• Listed entries:
>> start

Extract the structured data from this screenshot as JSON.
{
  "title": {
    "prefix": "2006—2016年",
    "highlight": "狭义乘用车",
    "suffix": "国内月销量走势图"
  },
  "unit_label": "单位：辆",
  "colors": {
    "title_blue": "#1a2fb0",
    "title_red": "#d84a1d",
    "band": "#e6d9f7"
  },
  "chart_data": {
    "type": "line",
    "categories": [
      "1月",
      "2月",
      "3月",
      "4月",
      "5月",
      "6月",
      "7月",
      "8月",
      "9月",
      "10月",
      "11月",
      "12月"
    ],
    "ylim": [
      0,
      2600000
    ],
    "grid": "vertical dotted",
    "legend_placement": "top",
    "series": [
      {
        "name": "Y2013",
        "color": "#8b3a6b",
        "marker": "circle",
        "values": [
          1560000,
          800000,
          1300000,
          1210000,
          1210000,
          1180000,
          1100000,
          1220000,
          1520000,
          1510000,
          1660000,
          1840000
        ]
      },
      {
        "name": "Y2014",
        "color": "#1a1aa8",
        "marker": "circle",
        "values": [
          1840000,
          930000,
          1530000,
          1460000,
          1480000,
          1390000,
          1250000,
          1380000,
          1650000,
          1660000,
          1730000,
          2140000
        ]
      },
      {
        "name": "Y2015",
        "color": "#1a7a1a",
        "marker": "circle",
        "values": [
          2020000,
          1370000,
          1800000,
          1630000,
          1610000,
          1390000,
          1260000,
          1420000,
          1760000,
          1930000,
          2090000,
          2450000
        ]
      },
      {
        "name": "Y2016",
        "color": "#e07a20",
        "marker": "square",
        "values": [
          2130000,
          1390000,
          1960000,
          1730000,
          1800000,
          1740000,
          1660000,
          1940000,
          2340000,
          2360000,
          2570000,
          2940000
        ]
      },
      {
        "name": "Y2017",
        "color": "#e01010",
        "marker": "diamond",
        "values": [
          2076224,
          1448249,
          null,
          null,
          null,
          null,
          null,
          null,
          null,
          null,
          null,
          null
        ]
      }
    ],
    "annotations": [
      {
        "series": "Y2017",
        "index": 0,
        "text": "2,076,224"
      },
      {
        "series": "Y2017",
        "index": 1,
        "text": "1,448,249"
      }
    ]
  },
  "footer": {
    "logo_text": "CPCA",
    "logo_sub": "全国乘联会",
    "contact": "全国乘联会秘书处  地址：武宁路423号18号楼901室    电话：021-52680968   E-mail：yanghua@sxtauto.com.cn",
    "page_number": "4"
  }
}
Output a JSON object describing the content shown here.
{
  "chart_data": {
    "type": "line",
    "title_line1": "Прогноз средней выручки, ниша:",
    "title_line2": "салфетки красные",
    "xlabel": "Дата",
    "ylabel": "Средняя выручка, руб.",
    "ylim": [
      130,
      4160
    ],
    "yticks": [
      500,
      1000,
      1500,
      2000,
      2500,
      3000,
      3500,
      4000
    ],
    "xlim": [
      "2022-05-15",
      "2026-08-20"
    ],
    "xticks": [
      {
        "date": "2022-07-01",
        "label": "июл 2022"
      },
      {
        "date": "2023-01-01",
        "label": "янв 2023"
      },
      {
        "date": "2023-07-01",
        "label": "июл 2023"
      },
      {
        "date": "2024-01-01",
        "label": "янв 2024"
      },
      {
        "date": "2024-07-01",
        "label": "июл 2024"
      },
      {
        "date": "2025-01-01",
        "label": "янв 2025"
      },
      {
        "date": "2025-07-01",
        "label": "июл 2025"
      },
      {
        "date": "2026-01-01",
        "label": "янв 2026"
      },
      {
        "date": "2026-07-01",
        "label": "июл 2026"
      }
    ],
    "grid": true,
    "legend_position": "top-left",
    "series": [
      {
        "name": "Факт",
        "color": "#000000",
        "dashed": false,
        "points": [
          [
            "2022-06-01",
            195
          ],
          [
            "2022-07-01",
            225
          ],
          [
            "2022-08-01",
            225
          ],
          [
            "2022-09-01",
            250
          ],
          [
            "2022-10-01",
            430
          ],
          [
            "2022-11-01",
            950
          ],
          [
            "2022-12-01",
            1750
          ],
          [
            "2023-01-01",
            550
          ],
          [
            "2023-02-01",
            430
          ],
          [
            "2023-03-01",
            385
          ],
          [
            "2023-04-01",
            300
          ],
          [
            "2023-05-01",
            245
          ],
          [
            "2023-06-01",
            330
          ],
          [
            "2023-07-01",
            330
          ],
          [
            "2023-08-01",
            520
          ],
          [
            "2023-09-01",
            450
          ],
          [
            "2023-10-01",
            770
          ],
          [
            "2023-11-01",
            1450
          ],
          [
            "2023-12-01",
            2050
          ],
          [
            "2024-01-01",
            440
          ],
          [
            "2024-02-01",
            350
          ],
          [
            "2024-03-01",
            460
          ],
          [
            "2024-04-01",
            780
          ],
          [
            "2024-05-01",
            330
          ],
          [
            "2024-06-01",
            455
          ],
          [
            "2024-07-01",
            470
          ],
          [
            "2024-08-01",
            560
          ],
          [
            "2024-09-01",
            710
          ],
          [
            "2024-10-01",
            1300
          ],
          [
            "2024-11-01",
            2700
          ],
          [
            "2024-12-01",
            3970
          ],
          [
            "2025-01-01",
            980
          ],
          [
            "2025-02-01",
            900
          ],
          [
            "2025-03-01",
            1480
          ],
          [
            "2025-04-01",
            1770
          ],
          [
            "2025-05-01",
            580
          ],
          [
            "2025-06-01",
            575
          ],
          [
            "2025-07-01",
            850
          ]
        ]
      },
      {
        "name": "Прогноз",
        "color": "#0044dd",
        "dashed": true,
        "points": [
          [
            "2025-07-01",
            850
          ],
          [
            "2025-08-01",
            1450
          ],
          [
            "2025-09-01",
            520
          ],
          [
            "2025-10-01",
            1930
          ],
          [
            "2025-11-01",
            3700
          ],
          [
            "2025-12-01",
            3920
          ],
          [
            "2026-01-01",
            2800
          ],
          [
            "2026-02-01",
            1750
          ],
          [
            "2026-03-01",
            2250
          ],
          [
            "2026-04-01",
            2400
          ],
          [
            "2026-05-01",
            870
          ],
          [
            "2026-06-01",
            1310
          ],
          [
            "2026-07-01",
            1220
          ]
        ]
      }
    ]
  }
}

>> end

• What you have to do: Please reproduce each line exactly as written.

• Answer to the problem:
Extract the structured data from this screenshot as JSON.
{
  "title": {
    "prefix": "2006—2016年",
    "highlight": "狭义乘用车",
    "suffix": "国内月销量走势图"
  },
  "unit_label": "单位：辆",
  "colors": {
    "title_blue": "#1a2fb0",
    "title_red": "#d84a1d",
    "band": "#e6d9f7"
  },
  "chart_data": {
    "type": "line",
    "categories": [
      "1月",
      "2月",
      "3月",
      "4月",
      "5月",
      "6月",
      "7月",
      "8月",
      "9月",
      "10月",
      "11月",
      "12月"
    ],
    "ylim": [
      0,
      2600000
    ],
    "grid": "vertical dotted",
    "legend_placement": "top",
    "series": [
      {
        "name": "Y2013",
        "color": "#8b3a6b",
        "marker": "circle",
        "values": [
          1560000,
          800000,
          1300000,
          1210000,
          1210000,
          1180000,
          1100000,
          1220000,
          1520000,
          1510000,
          1660000,
          1840000
        ]
      },
      {
        "name": "Y2014",
        "color": "#1a1aa8",
        "marker": "circle",
        "values": [
          1840000,
          930000,
          1530000,
          1460000,
          1480000,
          1390000,
          1250000,
          1380000,
          1650000,
          1660000,
          1730000,
          2140000
        ]
      },
      {
        "name": "Y2015",
        "color": "#1a7a1a",
        "marker": "circle",
        "values": [
          2020000,
          1370000,
          1800000,
          1630000,
          1610000,
          1390000,
          1260000,
          1420000,
          1760000,
          1930000,
          2090000,
          2450000
        ]
      },
      {
        "name": "Y2016",
        "color": "#e07a20",
        "marker": "square",
        "values": [
          2130000,
          1390000,
          1960000,
          1730000,
          1800000,
          1740000,
          1660000,
          1940000,
          2340000,
          2360000,
          2570000,
          2940000
        ]
      },
      {
        "name": "Y2017",
        "color": "#e01010",
        "marker": "diamond",
        "values": [
          2076224,
          1448249,
          null,
          null,
          null,
          null,
          null,
          null,
          null,
          null,
          null,
          null
        ]
      }
    ],
    "annotations": [
      {
        "series": "Y2017",
        "index": 0,
        "text": "2,076,224"
      },
      {
        "series": "Y2017",
        "index": 1,
        "text": "1,448,249"
      }
    ]
  },
  "footer": {
    "logo_text": "CPCA",
    "logo_sub": "全国乘联会",
    "contact": "全国乘联会秘书处  地址：武宁路423号18号楼901室    电话：021-52680968   E-mail：yanghua@sxtauto.com.cn",
    "page_number": "4"
  }
}
Output a JSON object describing the content shown here.
{
  "chart_data": {
    "type": "line",
    "title_line1": "Прогноз средней выручки, ниша:",
    "title_line2": "салфетки красные",
    "xlabel": "Дата",
    "ylabel": "Средняя выручка, руб.",
    "ylim": [
      130,
      4160
    ],
    "yticks": [
      500,
      1000,
      1500,
      2000,
      2500,
      3000,
      3500,
      4000
    ],
    "xlim": [
      "2022-05-15",
      "2026-08-20"
    ],
    "xticks": [
      {
        "date": "2022-07-01",
        "label": "июл 2022"
      },
      {
        "date": "2023-01-01",
        "label": "янв 2023"
      },
      {
        "date": "2023-07-01",
        "label": "июл 2023"
      },
      {
        "date": "2024-01-01",
        "label": "янв 2024"
      },
      {
        "date": "2024-07-01",
        "label": "июл 2024"
      },
      {
        "date": "2025-01-01",
        "label": "янв 2025"
      },
      {
        "date": "2025-07-01",
        "label": "июл 2025"
      },
      {
        "date": "2026-01-01",
        "label": "янв 2026"
      },
      {
        "date": "2026-07-01",
        "label": "июл 2026"
      }
    ],
    "grid": true,
    "legend_position": "top-left",
    "series": [
      {
        "name": "Факт",
        "color": "#000000",
        "dashed": false,
        "points": [
          [
            "2022-06-01",
            195
          ],
          [
            "2022-07-01",
            225
          ],
          [
            "2022-08-01",
            225
          ],
          [
            "2022-09-01",
            250
          ],
          [
            "2022-10-01",
            430
          ],
          [
            "2022-11-01",
            950
          ],
          [
            "2022-12-01",
            1750
          ],
          [
            "2023-01-01",
            550
          ],
          [
            "2023-02-01",
            430
          ],
          [
            "2023-03-01",
            385
          ],
          [
            "2023-04-01",
            300
          ],
          [
            "2023-05-01",
            245
          ],
          [
            "2023-06-01",
            330
          ],
          [
            "2023-07-01",
            330
          ],
          [
            "2023-08-01",
            520
          ],
          [
            "2023-09-01",
            450
          ],
          [
            "2023-10-01",
            770
          ],
          [
            "2023-11-01",
            1450
          ],
          [
            "2023-12-01",
            2050
          ],
          [
            "2024-01-01",
            440
          ],
          [
            "2024-02-01",
            350
          ],
          [
            "2024-03-01",
            460
          ],
          [
            "2024-04-01",
            780
          ],
          [
            "2024-05-01",
            330
          ],
          [
            "2024-06-01",
            455
          ],
          [
            "2024-07-01",
            470
          ],
          [
            "2024-08-01",
            560
          ],
          [
            "2024-09-01",
            710
          ],
          [
            "2024-10-01",
            1300
          ],
          [
            "2024-11-01",
            2700
          ],
          [
            "2024-12-01",
            3970
          ],
          [
            "2025-01-01",
            980
          ],
          [
            "2025-02-01",
            900
          ],
          [
            "2025-03-01",
            1480
          ],
          [
            "2025-04-01",
            1770
          ],
          [
            "2025-05-01",
            580
          ],
          [
            "2025-06-01",
            575
          ],
          [
            "2025-07-01",
            850
          ]
        ]
      },
      {
        "name": "Прогноз",
        "color": "#0044dd",
        "dashed": true,
        "points": [
          [
            "2025-07-01",
            850
          ],
          [
            "2025-08-01",
            1450
          ],
          [
            "2025-09-01",
            520
          ],
          [
            "2025-10-01",
            1930
          ],
          [
            "2025-11-01",
            3700
          ],
          [
            "2025-12-01",
            3920
          ],
          [
            "2026-01-01",
            2800
          ],
          [
            "2026-02-01",
            1750
          ],
          [
            "2026-03-01",
            2250
          ],
          [
            "2026-04-01",
            2400
          ],
          [
            "2026-05-01",
            870
          ],
          [
            "2026-06-01",
            1310
          ],
          [
            "2026-07-01",
            1220
          ]
        ]
      }
    ]
  }
}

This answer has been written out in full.